Local media noted that this, too, was potentially a violation of the Basic Law. Article 22 states that no department of the Central People’s Government can interfere in affairs that Hong Kong administers on its own in accordance with the law.
The same trend is obvious in news media. Upon acquiring Sino United Publishing, the Chinese Liaison Office also gained control of media outlets such as Wen Wei Po, Ta Kung Pao and Hong Kong Commercial Daily. Furthermore, in its report “The Invisible Hand on Hong Kong’s Media” (2016), Reporters Without Borders shows how a majority of Hong Kong’s media sector is now owned by businessmen with interests in China.
Most notable is Alibaba’s purchase of the South China Morning Post in 2016. Its vice chairman, Jack Tsai, admitted that the purchase was aimed at making reporting on China “more positive,” with the logic that what is good for China is “also good for Alibaba.”
Behind this is also the growing frequency of violence targeting the few outspoken publications left in Hong Kong. The life of Kevin Lau, a former editor of Ming Pao, was hanging on a thread on his way to hospital after he was attacked with a meat clever in broad daylight on a busy Hong Kong street in 2014. The following year, the above-mentioned Jimmy Lai had his office and residence fire bombed. And during the Occupy movement, dozens of reporters were intimidated by paid thugs.
Across the Strait
Similar developments occurred in Taiwan in 2008 when the China Times Group was bought by food conglomerate Want Want Group. According to Forbes, its head, Tsai Eng-meng, is Taiwan’s richest man. He is also known for his pro-Beijing views on many issues, ostensibly due to his business interests and assets in China. No surprise then, that the China Times newspaper has since adopted a pro-Beijing stance.

※ ※ ※

◆ **PROBLEMS TO WORK ON**
• A. Answer these questions about the excerpt on media in Hong Kong and Taiwan:
(i) According to Article 22 of the Basic Law, what can no department of the Central People's Government do?
(ii) In what year did Alibaba buy the South China Morning Post?
(iii) Which company bought the China Times Group in 2008?
• B. Write the next part of the excerpt on media in Hong Kong and Taiwan, picking up after its last sentence.

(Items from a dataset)
※ ※ ※

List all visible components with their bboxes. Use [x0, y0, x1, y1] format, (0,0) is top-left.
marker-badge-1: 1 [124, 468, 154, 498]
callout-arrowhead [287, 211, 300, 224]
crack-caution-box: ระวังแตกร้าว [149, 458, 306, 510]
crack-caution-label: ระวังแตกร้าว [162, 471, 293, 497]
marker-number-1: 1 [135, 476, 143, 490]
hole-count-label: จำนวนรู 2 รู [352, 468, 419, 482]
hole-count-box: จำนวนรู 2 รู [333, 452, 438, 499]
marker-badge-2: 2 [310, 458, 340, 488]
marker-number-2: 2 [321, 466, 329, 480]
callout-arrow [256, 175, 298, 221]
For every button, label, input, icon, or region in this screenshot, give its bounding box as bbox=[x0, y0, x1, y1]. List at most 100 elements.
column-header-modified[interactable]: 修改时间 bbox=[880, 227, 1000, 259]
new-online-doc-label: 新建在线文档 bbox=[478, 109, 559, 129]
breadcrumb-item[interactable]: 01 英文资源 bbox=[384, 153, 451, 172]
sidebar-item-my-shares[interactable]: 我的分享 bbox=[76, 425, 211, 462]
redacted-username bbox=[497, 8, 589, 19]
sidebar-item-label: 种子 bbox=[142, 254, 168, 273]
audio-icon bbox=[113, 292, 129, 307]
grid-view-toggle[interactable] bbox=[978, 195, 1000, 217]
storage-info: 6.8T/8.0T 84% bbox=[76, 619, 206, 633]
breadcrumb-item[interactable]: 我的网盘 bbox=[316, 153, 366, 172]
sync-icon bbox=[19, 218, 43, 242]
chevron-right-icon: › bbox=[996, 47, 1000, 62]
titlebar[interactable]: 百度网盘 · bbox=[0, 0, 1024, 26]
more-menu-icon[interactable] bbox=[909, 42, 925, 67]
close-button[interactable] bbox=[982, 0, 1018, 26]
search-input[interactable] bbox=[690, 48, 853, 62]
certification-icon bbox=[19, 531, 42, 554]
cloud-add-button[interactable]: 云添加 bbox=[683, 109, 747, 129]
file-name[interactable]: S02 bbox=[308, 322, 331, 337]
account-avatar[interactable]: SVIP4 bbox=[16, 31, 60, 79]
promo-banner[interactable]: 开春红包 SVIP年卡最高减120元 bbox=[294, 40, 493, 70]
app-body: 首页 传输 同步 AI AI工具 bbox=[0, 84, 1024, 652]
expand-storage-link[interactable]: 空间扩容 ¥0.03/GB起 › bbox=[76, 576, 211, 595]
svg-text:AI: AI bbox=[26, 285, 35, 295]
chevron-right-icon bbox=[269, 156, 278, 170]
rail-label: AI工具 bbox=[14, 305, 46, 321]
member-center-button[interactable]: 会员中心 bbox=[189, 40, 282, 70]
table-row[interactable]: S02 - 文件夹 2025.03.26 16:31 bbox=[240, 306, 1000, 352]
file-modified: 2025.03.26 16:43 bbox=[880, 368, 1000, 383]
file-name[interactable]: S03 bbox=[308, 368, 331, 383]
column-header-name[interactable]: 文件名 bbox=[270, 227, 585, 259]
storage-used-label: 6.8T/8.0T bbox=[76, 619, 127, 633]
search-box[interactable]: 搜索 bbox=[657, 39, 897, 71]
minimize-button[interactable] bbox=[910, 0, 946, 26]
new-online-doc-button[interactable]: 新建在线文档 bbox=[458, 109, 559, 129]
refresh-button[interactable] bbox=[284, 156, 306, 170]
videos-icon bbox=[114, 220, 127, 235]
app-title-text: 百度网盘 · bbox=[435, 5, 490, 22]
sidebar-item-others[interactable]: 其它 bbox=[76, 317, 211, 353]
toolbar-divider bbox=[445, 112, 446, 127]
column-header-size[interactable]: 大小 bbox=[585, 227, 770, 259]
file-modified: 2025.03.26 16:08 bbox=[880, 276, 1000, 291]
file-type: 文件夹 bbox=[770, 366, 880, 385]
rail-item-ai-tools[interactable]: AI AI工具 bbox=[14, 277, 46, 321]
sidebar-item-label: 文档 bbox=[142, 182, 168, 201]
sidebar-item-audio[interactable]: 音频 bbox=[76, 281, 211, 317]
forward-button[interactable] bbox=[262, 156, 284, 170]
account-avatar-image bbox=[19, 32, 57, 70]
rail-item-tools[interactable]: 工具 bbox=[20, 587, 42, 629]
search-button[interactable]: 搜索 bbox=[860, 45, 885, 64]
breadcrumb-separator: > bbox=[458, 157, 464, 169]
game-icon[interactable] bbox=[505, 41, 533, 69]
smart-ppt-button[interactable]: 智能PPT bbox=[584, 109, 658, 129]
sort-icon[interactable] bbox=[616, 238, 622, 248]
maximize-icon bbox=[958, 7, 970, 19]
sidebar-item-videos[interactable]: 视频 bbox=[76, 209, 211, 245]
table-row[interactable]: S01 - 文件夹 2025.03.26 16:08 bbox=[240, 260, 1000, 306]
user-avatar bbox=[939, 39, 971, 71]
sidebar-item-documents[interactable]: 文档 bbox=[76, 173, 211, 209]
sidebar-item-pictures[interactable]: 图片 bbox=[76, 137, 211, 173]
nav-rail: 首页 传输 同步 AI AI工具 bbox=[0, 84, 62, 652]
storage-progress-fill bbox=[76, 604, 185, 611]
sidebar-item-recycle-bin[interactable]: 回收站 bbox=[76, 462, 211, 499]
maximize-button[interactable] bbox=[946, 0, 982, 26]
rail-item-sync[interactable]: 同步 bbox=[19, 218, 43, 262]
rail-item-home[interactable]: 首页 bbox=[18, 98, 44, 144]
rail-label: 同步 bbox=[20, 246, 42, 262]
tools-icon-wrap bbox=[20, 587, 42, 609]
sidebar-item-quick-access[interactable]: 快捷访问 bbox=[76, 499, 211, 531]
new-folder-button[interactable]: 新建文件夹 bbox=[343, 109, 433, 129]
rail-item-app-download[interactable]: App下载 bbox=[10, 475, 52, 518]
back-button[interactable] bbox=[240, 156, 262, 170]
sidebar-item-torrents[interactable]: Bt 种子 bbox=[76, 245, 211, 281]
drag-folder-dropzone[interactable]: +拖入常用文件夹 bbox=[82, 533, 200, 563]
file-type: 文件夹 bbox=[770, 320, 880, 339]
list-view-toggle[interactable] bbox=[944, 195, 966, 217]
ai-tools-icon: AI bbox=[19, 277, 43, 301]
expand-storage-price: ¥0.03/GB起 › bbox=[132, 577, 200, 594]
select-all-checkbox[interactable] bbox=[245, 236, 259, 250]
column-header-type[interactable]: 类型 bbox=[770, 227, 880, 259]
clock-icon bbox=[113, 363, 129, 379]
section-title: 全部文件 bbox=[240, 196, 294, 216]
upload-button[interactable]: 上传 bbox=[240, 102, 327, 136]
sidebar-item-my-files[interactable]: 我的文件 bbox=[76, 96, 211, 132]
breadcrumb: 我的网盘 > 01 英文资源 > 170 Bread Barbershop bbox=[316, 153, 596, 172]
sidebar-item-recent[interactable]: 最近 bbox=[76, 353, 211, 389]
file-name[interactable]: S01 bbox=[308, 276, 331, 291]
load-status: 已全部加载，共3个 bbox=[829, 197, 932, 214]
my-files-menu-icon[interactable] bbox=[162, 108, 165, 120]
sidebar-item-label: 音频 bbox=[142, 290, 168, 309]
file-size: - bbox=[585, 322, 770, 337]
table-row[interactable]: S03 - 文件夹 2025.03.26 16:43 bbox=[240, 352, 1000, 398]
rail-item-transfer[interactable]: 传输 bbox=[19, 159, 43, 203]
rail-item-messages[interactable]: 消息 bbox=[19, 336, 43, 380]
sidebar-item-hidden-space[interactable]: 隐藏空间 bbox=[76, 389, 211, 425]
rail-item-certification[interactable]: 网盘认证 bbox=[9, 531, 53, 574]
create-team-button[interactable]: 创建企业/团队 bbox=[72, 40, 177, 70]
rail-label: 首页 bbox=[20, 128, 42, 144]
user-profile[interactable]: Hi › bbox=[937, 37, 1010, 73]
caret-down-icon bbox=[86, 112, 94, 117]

※ ※ ※

◆ **ANSWERS TO THE TASKS**
• A.
(i) Interfere in affairs that Hong Kong administers on its own in accordance with the law.
(ii) 2016.
(iii) Want Want Group.

• B.
Large demonstrations took place when Hong Kong businessman Jimmy Lai in late 2012 signed a deal to sell the Taiwanese operations of Next Media to a consortium of entrepreneurs. Many of the buyers, including Tsai Eng-meng’s son, had extensive business interests in China, sparking fears of the deal’s impact on press freedoms in Taiwan.
A student-led movement pressed Lai to announce that the print holdings of Next Media were not for sale, and the Kuomintang (KMT) government in early 2013 approved anti-monopoly draft legislation for the media sector proposed by the Democratic Progressive Party. (The bill, however, was never passed and the TV holdings of Next Media were later sold.)
Thanks to public resistance, Taiwan has fared better than Hong Kong, and ranks 51st in Reporters Without Borders’ index of global press freedom — higher than any other Asian country. The same index saw Hong Kong sliding from 34th to 70th in just five years (2010-2015).
Taiwan can learn two lessons from the state of the media and publishing industry in what was once Asia’s “free city.” Firstly, there is no point in signing any political deal with China resembling the “one country, two systems” framework or the Basic Law. Promises not only can but will be broken.
Secondly, it is of outmost importance that actors with connections to or with large business interests in China be denied a foothold in the Taiwanese media or publishing industry. With a DPP majority in the legislature, the already proposed anti-monopoly bill, or a new and similar bill, should be made into law.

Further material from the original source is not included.